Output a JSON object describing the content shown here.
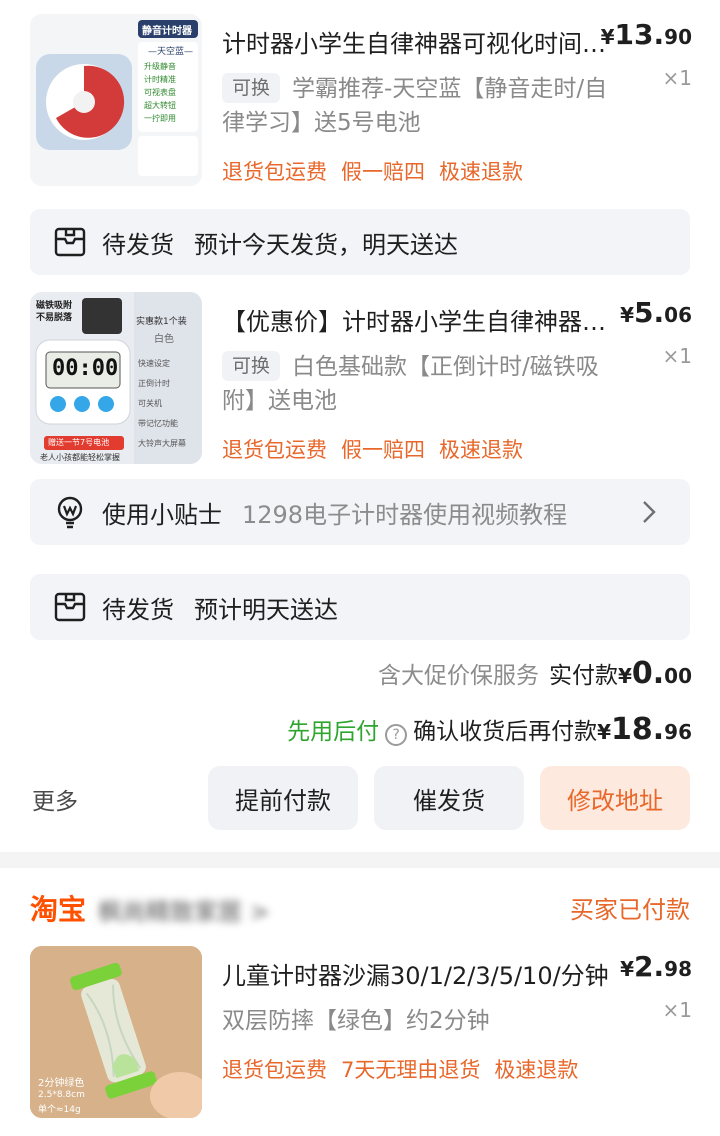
{
  "items": [
    {
      "title": "计时器小学生自律神器可视化时间管理",
      "price_int": "13.",
      "price_dec": "90",
      "currency": "¥",
      "qty": "×1",
      "swap": "可换",
      "spec": "学霸推荐-天空蓝【静音走时/自律学习】送5号电池",
      "tags": [
        "退货包运费",
        "假一赔四",
        "极速退款"
      ],
      "thumb_text_top": "静音计时器",
      "thumb_text_sub": "—天空蓝—",
      "thumb_features": [
        "升级静音",
        "计时精准",
        "可视表盘",
        "超大转钮",
        "一拧即用"
      ]
    },
    {
      "title": "【优惠价】计时器小学生自律神器厨房",
      "price_int": "5.",
      "price_dec": "06",
      "currency": "¥",
      "qty": "×1",
      "swap": "可换",
      "spec": "白色基础款【正倒计时/磁铁吸附】送电池",
      "tags": [
        "退货包运费",
        "假一赔四",
        "极速退款"
      ],
      "thumb_text_top": "磁铁吸附 不易脱落",
      "thumb_badge": "实惠款1个装",
      "thumb_badge2": "白色",
      "thumb_digits": "00:00",
      "thumb_features": [
        "快速设定",
        "正倒计时",
        "可关机",
        "带记忆功能",
        "大铃声大屏幕"
      ],
      "thumb_footer": "赠送一节7号电池",
      "thumb_footer2": "老人小孩都能轻松掌握"
    },
    {
      "title": "儿童计时器沙漏30/1/2/3/5/10/分钟",
      "price_int": "2.",
      "price_dec": "98",
      "currency": "¥",
      "qty": "×1",
      "spec": "双层防摔【绿色】约2分钟",
      "tags": [
        "退货包运费",
        "7天无理由退货",
        "极速退款"
      ],
      "thumb_caption": "2分钟绿色",
      "thumb_caption2": "2.5*8.8cm",
      "thumb_caption3": "单个≈14g"
    }
  ],
  "ship1": {
    "status": "待发货",
    "eta": "预计今天发货，明天送达"
  },
  "tips": {
    "label": "使用小贴士",
    "text": "1298电子计时器使用视频教程"
  },
  "ship2": {
    "status": "待发货",
    "eta": "预计明天送达"
  },
  "totals": {
    "insured": "含大促价保服务",
    "paid_label": "实付款",
    "paid_yen": "¥",
    "paid_int": "0.",
    "paid_dec": "00",
    "pay_later": "先用后付",
    "help_icon": "?",
    "pay_after": "确认收货后再付款",
    "due_yen": "¥",
    "due_int": "18.",
    "due_dec": "96"
  },
  "actions": {
    "more": "更多",
    "prepay": "提前付款",
    "urge": "催发货",
    "change_address": "修改地址"
  },
  "shop": {
    "logo": "淘宝",
    "name": "枫尚精致家居 >",
    "status": "买家已付款"
  },
  "colors": {
    "accent": "#e8672a",
    "green": "#2fa52f",
    "taobao": "#ff5000",
    "bar_bg": "#f2f4f8"
  }
}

☆ ☆ ☆ ☆ ☆

The records above must be transcribed exactly. Pictures are left out of the copy.

* _Exercise answer_
Output a JSON object describing the content shown here.
{
  "items": [
    {
      "title": "计时器小学生自律神器可视化时间管理",
      "price_int": "13.",
      "price_dec": "90",
      "currency": "¥",
      "qty": "×1",
      "swap": "可换",
      "spec": "学霸推荐-天空蓝【静音走时/自律学习】送5号电池",
      "tags": [
        "退货包运费",
        "假一赔四",
        "极速退款"
      ],
      "thumb_text_top": "静音计时器",
      "thumb_text_sub": "—天空蓝—",
      "thumb_features": [
        "升级静音",
        "计时精准",
        "可视表盘",
        "超大转钮",
        "一拧即用"
      ]
    },
    {
      "title": "【优惠价】计时器小学生自律神器厨房",
      "price_int": "5.",
      "price_dec": "06",
      "currency": "¥",
      "qty": "×1",
      "swap": "可换",
      "spec": "白色基础款【正倒计时/磁铁吸附】送电池",
      "tags": [
        "退货包运费",
        "假一赔四",
        "极速退款"
      ],
      "thumb_text_top": "磁铁吸附 不易脱落",
      "thumb_badge": "实惠款1个装",
      "thumb_badge2": "白色",
      "thumb_digits": "00:00",
      "thumb_features": [
        "快速设定",
        "正倒计时",
        "可关机",
        "带记忆功能",
        "大铃声大屏幕"
      ],
      "thumb_footer": "赠送一节7号电池",
      "thumb_footer2": "老人小孩都能轻松掌握"
    },
    {
      "title": "儿童计时器沙漏30/1/2/3/5/10/分钟",
      "price_int": "2.",
      "price_dec": "98",
      "currency": "¥",
      "qty": "×1",
      "spec": "双层防摔【绿色】约2分钟",
      "tags": [
        "退货包运费",
        "7天无理由退货",
        "极速退款"
      ],
      "thumb_caption": "2分钟绿色",
      "thumb_caption2": "2.5*8.8cm",
      "thumb_caption3": "单个≈14g"
    }
  ],
  "ship1": {
    "status": "待发货",
    "eta": "预计今天发货，明天送达"
  },
  "tips": {
    "label": "使用小贴士",
    "text": "1298电子计时器使用视频教程"
  },
  "ship2": {
    "status": "待发货",
    "eta": "预计明天送达"
  },
  "totals": {
    "insured": "含大促价保服务",
    "paid_label": "实付款",
    "paid_yen": "¥",
    "paid_int": "0.",
    "paid_dec": "00",
    "pay_later": "先用后付",
    "help_icon": "?",
    "pay_after": "确认收货后再付款",
    "due_yen": "¥",
    "due_int": "18.",
    "due_dec": "96"
  },
  "actions": {
    "more": "更多",
    "prepay": "提前付款",
    "urge": "催发货",
    "change_address": "修改地址"
  },
  "shop": {
    "logo": "淘宝",
    "name": "枫尚精致家居 >",
    "status": "买家已付款"
  },
  "colors": {
    "accent": "#e8672a",
    "green": "#2fa52f",
    "taobao": "#ff5000",
    "bar_bg": "#f2f4f8"
  }
}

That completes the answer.